◆ Task description ◆
Exclude the pictures and return every line exactly as written.

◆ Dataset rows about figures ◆
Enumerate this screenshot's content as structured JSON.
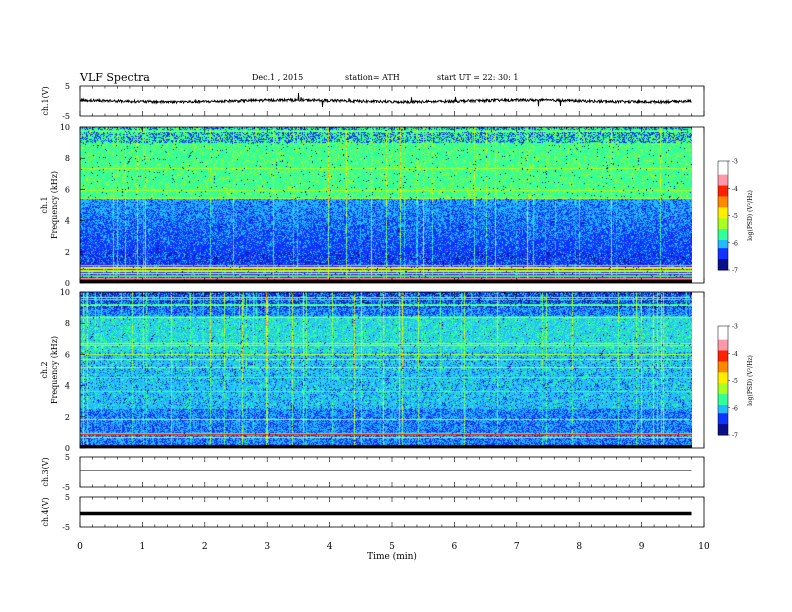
{
  "header": {
    "title": "VLF  Spectra",
    "date": "Dec.1  , 2015",
    "station": "station= ATH",
    "start": "start  UT  =    22: 30: 1"
  },
  "colors": {
    "spectrogram_scale": [
      "#0a0f8a",
      "#1133ff",
      "#22bbff",
      "#33ff99",
      "#aaff22",
      "#ffee00",
      "#ff8800",
      "#ff2200",
      "#ff99aa",
      "#ffffff"
    ],
    "trace": "#000000",
    "axis": "#000000"
  },
  "chart_data": [
    {
      "type": "line",
      "name": "ch1-waveform",
      "ylabel": "ch.1(V)",
      "yticks": [
        "5",
        "-5"
      ],
      "ylim": [
        -5,
        5
      ],
      "xlim": [
        0,
        10
      ],
      "data_end_min": 9.8,
      "approx_level_v": 0
    },
    {
      "type": "heatmap",
      "name": "ch1-spectrogram",
      "ylabel": "ch.1",
      "ylabel2": "Frequency  (kHz)",
      "yticks": [
        "0",
        "2",
        "4",
        "6",
        "8",
        "10"
      ],
      "ylim_khz": [
        0,
        10
      ],
      "xlim_min": [
        0,
        10
      ],
      "colorbar": {
        "label": "log(PSD) (V²/Hz)",
        "ticks": [
          "-3",
          "-4",
          "-5",
          "-6",
          "-7"
        ],
        "range": [
          -7,
          -3
        ]
      }
    },
    {
      "type": "heatmap",
      "name": "ch2-spectrogram",
      "ylabel": "ch.2",
      "ylabel2": "Frequency  (kHz)",
      "yticks": [
        "0",
        "2",
        "4",
        "6",
        "8",
        "10"
      ],
      "ylim_khz": [
        0,
        10
      ],
      "xlim_min": [
        0,
        10
      ],
      "colorbar": {
        "label": "log(PSD) (V²/Hz)",
        "ticks": [
          "-3",
          "-4",
          "-5",
          "-6",
          "-7"
        ],
        "range": [
          -7,
          -3
        ]
      }
    },
    {
      "type": "line",
      "name": "ch3-waveform",
      "ylabel": "ch.3(V)",
      "yticks": [
        "5",
        "-5"
      ],
      "ylim": [
        -5,
        5
      ],
      "approx_level_v": 0.5
    },
    {
      "type": "line",
      "name": "ch4-waveform",
      "ylabel": "ch.4(V)",
      "yticks": [
        "5",
        "-5"
      ],
      "ylim": [
        -5,
        5
      ],
      "approx_level_v": -0.5
    },
    {
      "type": "axis",
      "name": "time-axis",
      "xlabel": "Time  (min)",
      "xticks": [
        "0",
        "1",
        "2",
        "3",
        "4",
        "5",
        "6",
        "7",
        "8",
        "9",
        "10"
      ],
      "xlim": [
        0,
        10
      ]
    }
  ]
}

◆ Reply to the task ◆
Enumerate this screenshot's content as structured JSON.
{
  "header": {
    "title": "VLF  Spectra",
    "date": "Dec.1  , 2015",
    "station": "station= ATH",
    "start": "start  UT  =    22: 30: 1"
  },
  "colors": {
    "spectrogram_scale": [
      "#0a0f8a",
      "#1133ff",
      "#22bbff",
      "#33ff99",
      "#aaff22",
      "#ffee00",
      "#ff8800",
      "#ff2200",
      "#ff99aa",
      "#ffffff"
    ],
    "trace": "#000000",
    "axis": "#000000"
  },
  "chart_data": [
    {
      "type": "line",
      "name": "ch1-waveform",
      "ylabel": "ch.1(V)",
      "yticks": [
        "5",
        "-5"
      ],
      "ylim": [
        -5,
        5
      ],
      "xlim": [
        0,
        10
      ],
      "data_end_min": 9.8,
      "approx_level_v": 0
    },
    {
      "type": "heatmap",
      "name": "ch1-spectrogram",
      "ylabel": "ch.1",
      "ylabel2": "Frequency  (kHz)",
      "yticks": [
        "0",
        "2",
        "4",
        "6",
        "8",
        "10"
      ],
      "ylim_khz": [
        0,
        10
      ],
      "xlim_min": [
        0,
        10
      ],
      "colorbar": {
        "label": "log(PSD) (V²/Hz)",
        "ticks": [
          "-3",
          "-4",
          "-5",
          "-6",
          "-7"
        ],
        "range": [
          -7,
          -3
        ]
      }
    },
    {
      "type": "heatmap",
      "name": "ch2-spectrogram",
      "ylabel": "ch.2",
      "ylabel2": "Frequency  (kHz)",
      "yticks": [
        "0",
        "2",
        "4",
        "6",
        "8",
        "10"
      ],
      "ylim_khz": [
        0,
        10
      ],
      "xlim_min": [
        0,
        10
      ],
      "colorbar": {
        "label": "log(PSD) (V²/Hz)",
        "ticks": [
          "-3",
          "-4",
          "-5",
          "-6",
          "-7"
        ],
        "range": [
          -7,
          -3
        ]
      }
    },
    {
      "type": "line",
      "name": "ch3-waveform",
      "ylabel": "ch.3(V)",
      "yticks": [
        "5",
        "-5"
      ],
      "ylim": [
        -5,
        5
      ],
      "approx_level_v": 0.5
    },
    {
      "type": "line",
      "name": "ch4-waveform",
      "ylabel": "ch.4(V)",
      "yticks": [
        "5",
        "-5"
      ],
      "ylim": [
        -5,
        5
      ],
      "approx_level_v": -0.5
    },
    {
      "type": "axis",
      "name": "time-axis",
      "xlabel": "Time  (min)",
      "xticks": [
        "0",
        "1",
        "2",
        "3",
        "4",
        "5",
        "6",
        "7",
        "8",
        "9",
        "10"
      ],
      "xlim": [
        0,
        10
      ]
    }
  ]
}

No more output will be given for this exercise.